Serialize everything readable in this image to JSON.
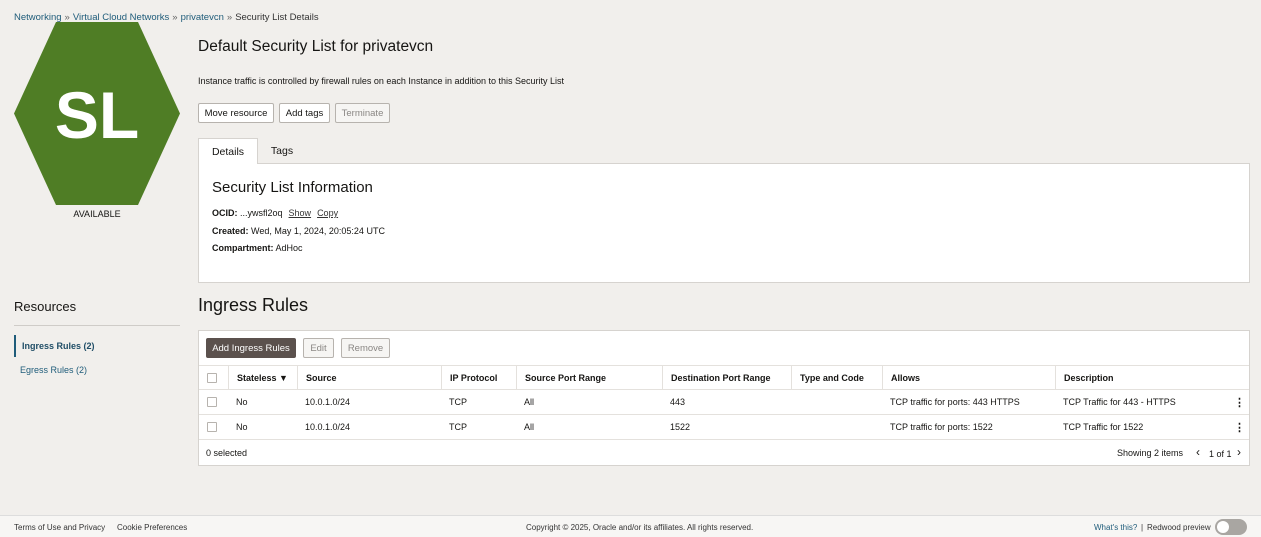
{
  "breadcrumb": [
    {
      "label": "Networking"
    },
    {
      "label": "Virtual Cloud Networks"
    },
    {
      "label": "privatevcn"
    },
    {
      "label": "Security List Details"
    }
  ],
  "breadcrumb_sep": "»",
  "icon": {
    "initials": "SL",
    "color": "#4f7d25",
    "status": "AVAILABLE"
  },
  "header": {
    "title": "Default Security List for privatevcn",
    "description": "Instance traffic is controlled by firewall rules on each Instance in addition to this Security List"
  },
  "actions": {
    "move": "Move resource",
    "tags": "Add tags",
    "terminate": "Terminate"
  },
  "tabs": [
    {
      "label": "Details"
    },
    {
      "label": "Tags"
    }
  ],
  "info": {
    "heading": "Security List Information",
    "ocid_label": "OCID:",
    "ocid": "...ywsfl2oq",
    "show": "Show",
    "copy": "Copy",
    "created_label": "Created:",
    "created": "Wed, May 1, 2024, 20:05:24 UTC",
    "compartment_label": "Compartment:",
    "compartment": "AdHoc"
  },
  "resources": {
    "title": "Resources",
    "items": [
      {
        "label": "Ingress Rules (2)"
      },
      {
        "label": "Egress Rules (2)"
      }
    ]
  },
  "ingress": {
    "title": "Ingress Rules",
    "add": "Add Ingress Rules",
    "edit": "Edit",
    "remove": "Remove",
    "columns": [
      "Stateless ▼",
      "Source",
      "IP Protocol",
      "Source Port Range",
      "Destination Port Range",
      "Type and Code",
      "Allows",
      "Description"
    ],
    "rows": [
      [
        "No",
        "10.0.1.0/24",
        "TCP",
        "All",
        "443",
        "",
        "TCP traffic for ports: 443 HTTPS",
        "TCP Traffic for 443 - HTTPS"
      ],
      [
        "No",
        "10.0.1.0/24",
        "TCP",
        "All",
        "1522",
        "",
        "TCP traffic for ports: 1522",
        "TCP Traffic for 1522"
      ]
    ],
    "selected": "0 selected",
    "showing": "Showing 2 items",
    "page": "1 of 1"
  },
  "footer": {
    "terms": "Terms of Use and Privacy",
    "cookie": "Cookie Preferences",
    "copyright": "Copyright © 2025, Oracle and/or its affiliates. All rights reserved.",
    "whats": "What's this?",
    "sep": "|",
    "redwood": "Redwood preview"
  }
}
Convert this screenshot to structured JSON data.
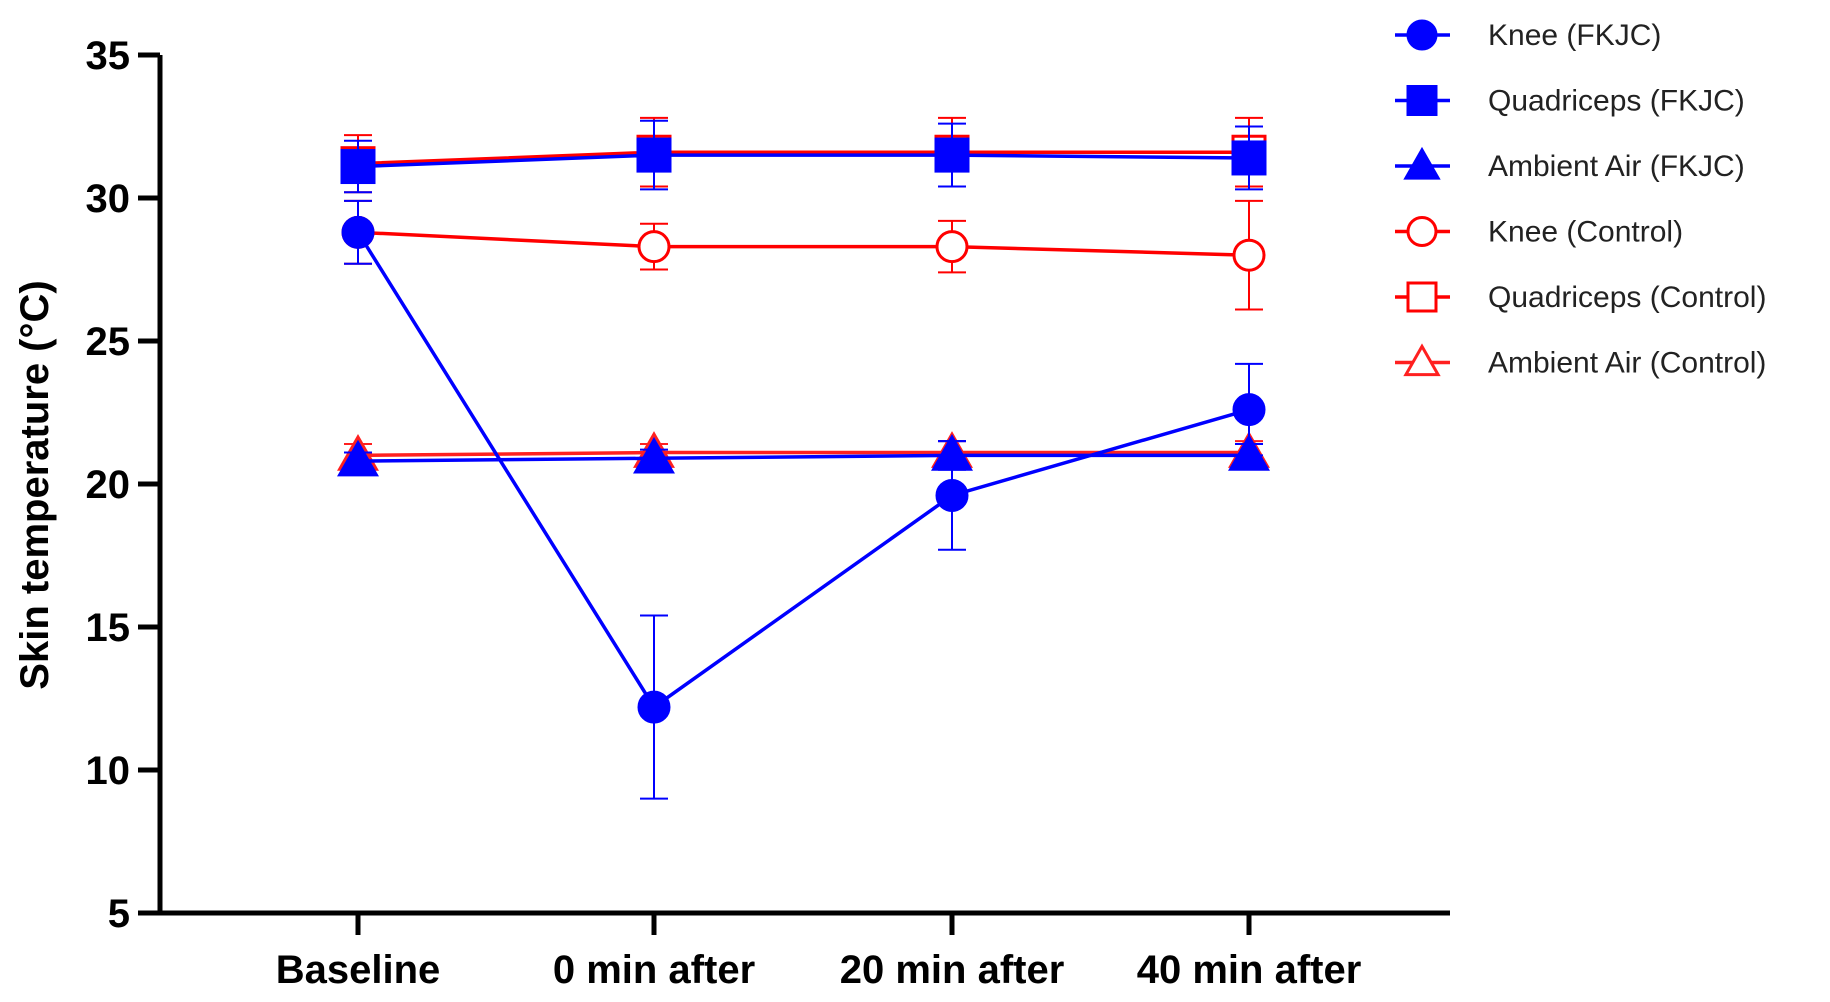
{
  "chart_data": {
    "type": "line",
    "title": "",
    "xlabel": "",
    "ylabel": "Skin temperature (°C)",
    "ylim": [
      5,
      35
    ],
    "yticks": [
      "5",
      "10",
      "15",
      "20",
      "25",
      "30",
      "35"
    ],
    "categories": [
      "Baseline",
      "0 min after",
      "20 min after",
      "40 min after"
    ],
    "legend_position": "top-right",
    "series": [
      {
        "name": "Knee (FKJC)",
        "color": "#0000ff",
        "marker": "circle",
        "filled": true,
        "values": [
          28.8,
          12.2,
          19.6,
          22.6
        ],
        "errors": [
          1.1,
          3.2,
          1.9,
          1.6
        ]
      },
      {
        "name": "Quadriceps (FKJC)",
        "color": "#0000ff",
        "marker": "square",
        "filled": true,
        "values": [
          31.1,
          31.5,
          31.5,
          31.4
        ],
        "errors": [
          0.9,
          1.2,
          1.1,
          1.1
        ]
      },
      {
        "name": "Ambient Air (FKJC)",
        "color": "#0000ff",
        "marker": "triangle",
        "filled": true,
        "values": [
          20.8,
          20.9,
          21.0,
          21.0
        ],
        "errors": [
          0.3,
          0.3,
          0.5,
          0.4
        ]
      },
      {
        "name": "Knee (Control)",
        "color": "#ff0000",
        "marker": "circle",
        "filled": false,
        "values": [
          28.8,
          28.3,
          28.3,
          28.0
        ],
        "errors": [
          1.1,
          0.8,
          0.9,
          1.9
        ]
      },
      {
        "name": "Quadriceps (Control)",
        "color": "#ff0000",
        "marker": "square",
        "filled": false,
        "values": [
          31.2,
          31.6,
          31.6,
          31.6
        ],
        "errors": [
          1.0,
          1.2,
          1.2,
          1.2
        ]
      },
      {
        "name": "Ambient Air (Control)",
        "color": "#ff2020",
        "marker": "triangle",
        "filled": false,
        "values": [
          21.0,
          21.1,
          21.1,
          21.1
        ],
        "errors": [
          0.4,
          0.3,
          0.4,
          0.4
        ]
      }
    ]
  }
}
----------------
### [Task requirements]
Scan the entries above and work out how many lines include the word "List"; the reply is that number alone.

### [Expected answer]
4